What to produce — Would you write out the entries below, every one of them, exactly?
:: Record list ::
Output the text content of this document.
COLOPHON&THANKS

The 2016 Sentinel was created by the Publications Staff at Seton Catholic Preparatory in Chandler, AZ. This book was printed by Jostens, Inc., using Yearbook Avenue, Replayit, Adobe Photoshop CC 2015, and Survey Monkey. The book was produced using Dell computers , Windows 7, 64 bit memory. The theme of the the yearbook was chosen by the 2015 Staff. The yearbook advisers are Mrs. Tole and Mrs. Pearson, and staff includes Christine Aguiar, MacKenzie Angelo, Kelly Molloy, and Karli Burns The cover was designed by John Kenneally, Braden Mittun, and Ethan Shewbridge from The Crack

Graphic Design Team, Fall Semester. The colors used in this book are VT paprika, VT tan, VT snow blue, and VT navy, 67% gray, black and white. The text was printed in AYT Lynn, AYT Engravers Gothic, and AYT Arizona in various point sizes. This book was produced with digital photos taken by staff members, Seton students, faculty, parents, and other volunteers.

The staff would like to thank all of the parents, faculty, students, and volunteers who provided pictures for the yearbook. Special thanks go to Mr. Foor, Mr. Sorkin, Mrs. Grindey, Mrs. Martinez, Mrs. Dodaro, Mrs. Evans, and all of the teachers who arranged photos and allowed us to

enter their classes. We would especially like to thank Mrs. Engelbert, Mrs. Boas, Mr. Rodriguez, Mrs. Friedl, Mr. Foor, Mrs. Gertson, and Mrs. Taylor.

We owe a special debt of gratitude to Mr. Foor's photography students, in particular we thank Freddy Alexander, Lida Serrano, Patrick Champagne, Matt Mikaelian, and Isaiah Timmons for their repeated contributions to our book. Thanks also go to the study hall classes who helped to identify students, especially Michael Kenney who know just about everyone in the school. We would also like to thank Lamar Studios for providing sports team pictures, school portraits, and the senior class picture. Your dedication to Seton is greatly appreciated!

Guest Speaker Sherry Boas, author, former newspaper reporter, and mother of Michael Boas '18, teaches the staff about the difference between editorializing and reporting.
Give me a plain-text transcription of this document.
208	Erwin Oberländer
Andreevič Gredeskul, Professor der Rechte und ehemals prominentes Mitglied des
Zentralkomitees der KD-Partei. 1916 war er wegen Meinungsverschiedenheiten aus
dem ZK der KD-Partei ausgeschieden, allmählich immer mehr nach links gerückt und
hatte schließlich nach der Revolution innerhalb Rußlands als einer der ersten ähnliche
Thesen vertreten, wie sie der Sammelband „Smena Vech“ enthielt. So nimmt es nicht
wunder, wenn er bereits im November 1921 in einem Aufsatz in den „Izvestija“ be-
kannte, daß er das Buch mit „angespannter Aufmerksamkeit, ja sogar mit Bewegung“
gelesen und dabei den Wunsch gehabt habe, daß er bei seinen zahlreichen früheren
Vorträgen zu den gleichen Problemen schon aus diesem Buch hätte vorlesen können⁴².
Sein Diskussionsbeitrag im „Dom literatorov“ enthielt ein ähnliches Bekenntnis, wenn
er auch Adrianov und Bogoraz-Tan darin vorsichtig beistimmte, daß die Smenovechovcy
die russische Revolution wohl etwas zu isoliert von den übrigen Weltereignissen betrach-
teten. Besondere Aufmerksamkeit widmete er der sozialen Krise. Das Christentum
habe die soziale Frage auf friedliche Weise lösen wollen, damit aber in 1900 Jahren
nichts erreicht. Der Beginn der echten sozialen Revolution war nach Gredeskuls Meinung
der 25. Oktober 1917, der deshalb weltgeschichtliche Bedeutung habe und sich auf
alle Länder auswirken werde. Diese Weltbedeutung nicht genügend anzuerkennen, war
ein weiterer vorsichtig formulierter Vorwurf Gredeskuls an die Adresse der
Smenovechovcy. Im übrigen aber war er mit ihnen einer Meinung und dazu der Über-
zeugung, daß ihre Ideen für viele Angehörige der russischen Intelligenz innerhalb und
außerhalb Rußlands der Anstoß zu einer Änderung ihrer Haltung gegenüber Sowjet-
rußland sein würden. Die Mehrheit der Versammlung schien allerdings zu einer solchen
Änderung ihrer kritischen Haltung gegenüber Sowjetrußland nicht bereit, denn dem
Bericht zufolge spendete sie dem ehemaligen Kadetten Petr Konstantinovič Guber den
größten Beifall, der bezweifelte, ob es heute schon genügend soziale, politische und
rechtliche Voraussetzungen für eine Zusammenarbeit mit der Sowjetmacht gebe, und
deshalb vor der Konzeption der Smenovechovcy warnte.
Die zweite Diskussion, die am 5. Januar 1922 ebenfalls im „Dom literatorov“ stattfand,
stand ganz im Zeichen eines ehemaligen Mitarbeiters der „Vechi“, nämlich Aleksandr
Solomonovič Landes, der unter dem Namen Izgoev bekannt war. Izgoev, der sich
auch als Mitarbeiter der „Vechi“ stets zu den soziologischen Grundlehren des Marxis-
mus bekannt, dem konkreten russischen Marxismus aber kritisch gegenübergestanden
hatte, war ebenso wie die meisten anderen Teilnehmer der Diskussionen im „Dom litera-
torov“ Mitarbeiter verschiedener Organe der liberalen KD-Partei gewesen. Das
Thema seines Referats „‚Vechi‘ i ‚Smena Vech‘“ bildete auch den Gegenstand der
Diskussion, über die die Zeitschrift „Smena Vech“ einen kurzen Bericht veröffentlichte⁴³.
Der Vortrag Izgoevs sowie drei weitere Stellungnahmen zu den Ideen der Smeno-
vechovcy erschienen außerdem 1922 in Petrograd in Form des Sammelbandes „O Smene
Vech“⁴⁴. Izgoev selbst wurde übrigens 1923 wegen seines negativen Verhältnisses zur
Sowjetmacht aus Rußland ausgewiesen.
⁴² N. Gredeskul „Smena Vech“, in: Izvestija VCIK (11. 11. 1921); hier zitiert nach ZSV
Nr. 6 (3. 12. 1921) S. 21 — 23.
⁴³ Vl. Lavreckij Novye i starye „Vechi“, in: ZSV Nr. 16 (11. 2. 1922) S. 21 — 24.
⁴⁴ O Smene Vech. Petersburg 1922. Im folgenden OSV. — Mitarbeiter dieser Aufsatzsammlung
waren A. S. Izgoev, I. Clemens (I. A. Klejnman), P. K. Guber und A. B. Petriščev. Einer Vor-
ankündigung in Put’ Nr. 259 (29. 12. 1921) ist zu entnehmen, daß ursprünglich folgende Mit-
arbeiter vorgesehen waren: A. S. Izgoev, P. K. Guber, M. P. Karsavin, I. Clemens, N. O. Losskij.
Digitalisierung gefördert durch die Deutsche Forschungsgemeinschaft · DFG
:::
Written reply —
Output the text content of this document.
COLOPHON&THANKS

The 2016 Sentinel was created by the Publications Staff at Seton Catholic Preparatory in Chandler, AZ. This book was printed by Jostens, Inc., using Yearbook Avenue, Replayit, Adobe Photoshop CC 2015, and Survey Monkey. The book was produced using Dell computers , Windows 7, 64 bit memory. The theme of the the yearbook was chosen by the 2015 Staff. The yearbook advisers are Mrs. Tole and Mrs. Pearson, and staff includes Christine Aguiar, MacKenzie Angelo, Kelly Molloy, and Karli Burns The cover was designed by John Kenneally, Braden Mittun, and Ethan Shewbridge from The Crack

Graphic Design Team, Fall Semester. The colors used in this book are VT paprika, VT tan, VT snow blue, and VT navy, 67% gray, black and white. The text was printed in AYT Lynn, AYT Engravers Gothic, and AYT Arizona in various point sizes. This book was produced with digital photos taken by staff members, Seton students, faculty, parents, and other volunteers.

The staff would like to thank all of the parents, faculty, students, and volunteers who provided pictures for the yearbook. Special thanks go to Mr. Foor, Mr. Sorkin, Mrs. Grindey, Mrs. Martinez, Mrs. Dodaro, Mrs. Evans, and all of the teachers who arranged photos and allowed us to

enter their classes. We would especially like to thank Mrs. Engelbert, Mrs. Boas, Mr. Rodriguez, Mrs. Friedl, Mr. Foor, Mrs. Gertson, and Mrs. Taylor.

We owe a special debt of gratitude to Mr. Foor's photography students, in particular we thank Freddy Alexander, Lida Serrano, Patrick Champagne, Matt Mikaelian, and Isaiah Timmons for their repeated contributions to our book. Thanks also go to the study hall classes who helped to identify students, especially Michael Kenney who know just about everyone in the school. We would also like to thank Lamar Studios for providing sports team pictures, school portraits, and the senior class picture. Your dedication to Seton is greatly appreciated!

Guest Speaker Sherry Boas, author, former newspaper reporter, and mother of Michael Boas '18, teaches the staff about the difference between editorializing and reporting.
Give me a plain-text transcription of this document.
208	Erwin Oberländer
Andreevič Gredeskul, Professor der Rechte und ehemals prominentes Mitglied des
Zentralkomitees der KD-Partei. 1916 war er wegen Meinungsverschiedenheiten aus
dem ZK der KD-Partei ausgeschieden, allmählich immer mehr nach links gerückt und
hatte schließlich nach der Revolution innerhalb Rußlands als einer der ersten ähnliche
Thesen vertreten, wie sie der Sammelband „Smena Vech“ enthielt. So nimmt es nicht
wunder, wenn er bereits im November 1921 in einem Aufsatz in den „Izvestija“ be-
kannte, daß er das Buch mit „angespannter Aufmerksamkeit, ja sogar mit Bewegung“
gelesen und dabei den Wunsch gehabt habe, daß er bei seinen zahlreichen früheren
Vorträgen zu den gleichen Problemen schon aus diesem Buch hätte vorlesen können⁴².
Sein Diskussionsbeitrag im „Dom literatorov“ enthielt ein ähnliches Bekenntnis, wenn
er auch Adrianov und Bogoraz-Tan darin vorsichtig beistimmte, daß die Smenovechovcy
die russische Revolution wohl etwas zu isoliert von den übrigen Weltereignissen betrach-
teten. Besondere Aufmerksamkeit widmete er der sozialen Krise. Das Christentum
habe die soziale Frage auf friedliche Weise lösen wollen, damit aber in 1900 Jahren
nichts erreicht. Der Beginn der echten sozialen Revolution war nach Gredeskuls Meinung
der 25. Oktober 1917, der deshalb weltgeschichtliche Bedeutung habe und sich auf
alle Länder auswirken werde. Diese Weltbedeutung nicht genügend anzuerkennen, war
ein weiterer vorsichtig formulierter Vorwurf Gredeskuls an die Adresse der
Smenovechovcy. Im übrigen aber war er mit ihnen einer Meinung und dazu der Über-
zeugung, daß ihre Ideen für viele Angehörige der russischen Intelligenz innerhalb und
außerhalb Rußlands der Anstoß zu einer Änderung ihrer Haltung gegenüber Sowjet-
rußland sein würden. Die Mehrheit der Versammlung schien allerdings zu einer solchen
Änderung ihrer kritischen Haltung gegenüber Sowjetrußland nicht bereit, denn dem
Bericht zufolge spendete sie dem ehemaligen Kadetten Petr Konstantinovič Guber den
größten Beifall, der bezweifelte, ob es heute schon genügend soziale, politische und
rechtliche Voraussetzungen für eine Zusammenarbeit mit der Sowjetmacht gebe, und
deshalb vor der Konzeption der Smenovechovcy warnte.
Die zweite Diskussion, die am 5. Januar 1922 ebenfalls im „Dom literatorov“ stattfand,
stand ganz im Zeichen eines ehemaligen Mitarbeiters der „Vechi“, nämlich Aleksandr
Solomonovič Landes, der unter dem Namen Izgoev bekannt war. Izgoev, der sich
auch als Mitarbeiter der „Vechi“ stets zu den soziologischen Grundlehren des Marxis-
mus bekannt, dem konkreten russischen Marxismus aber kritisch gegenübergestanden
hatte, war ebenso wie die meisten anderen Teilnehmer der Diskussionen im „Dom litera-
torov“ Mitarbeiter verschiedener Organe der liberalen KD-Partei gewesen. Das
Thema seines Referats „‚Vechi‘ i ‚Smena Vech‘“ bildete auch den Gegenstand der
Diskussion, über die die Zeitschrift „Smena Vech“ einen kurzen Bericht veröffentlichte⁴³.
Der Vortrag Izgoevs sowie drei weitere Stellungnahmen zu den Ideen der Smeno-
vechovcy erschienen außerdem 1922 in Petrograd in Form des Sammelbandes „O Smene
Vech“⁴⁴. Izgoev selbst wurde übrigens 1923 wegen seines negativen Verhältnisses zur
Sowjetmacht aus Rußland ausgewiesen.
⁴² N. Gredeskul „Smena Vech“, in: Izvestija VCIK (11. 11. 1921); hier zitiert nach ZSV
Nr. 6 (3. 12. 1921) S. 21 — 23.
⁴³ Vl. Lavreckij Novye i starye „Vechi“, in: ZSV Nr. 16 (11. 2. 1922) S. 21 — 24.
⁴⁴ O Smene Vech. Petersburg 1922. Im folgenden OSV. — Mitarbeiter dieser Aufsatzsammlung
waren A. S. Izgoev, I. Clemens (I. A. Klejnman), P. K. Guber und A. B. Petriščev. Einer Vor-
ankündigung in Put’ Nr. 259 (29. 12. 1921) ist zu entnehmen, daß ursprünglich folgende Mit-
arbeiter vorgesehen waren: A. S. Izgoev, P. K. Guber, M. P. Karsavin, I. Clemens, N. O. Losskij.
Digitalisierung gefördert durch die Deutsche Forschungsgemeinschaft · DFG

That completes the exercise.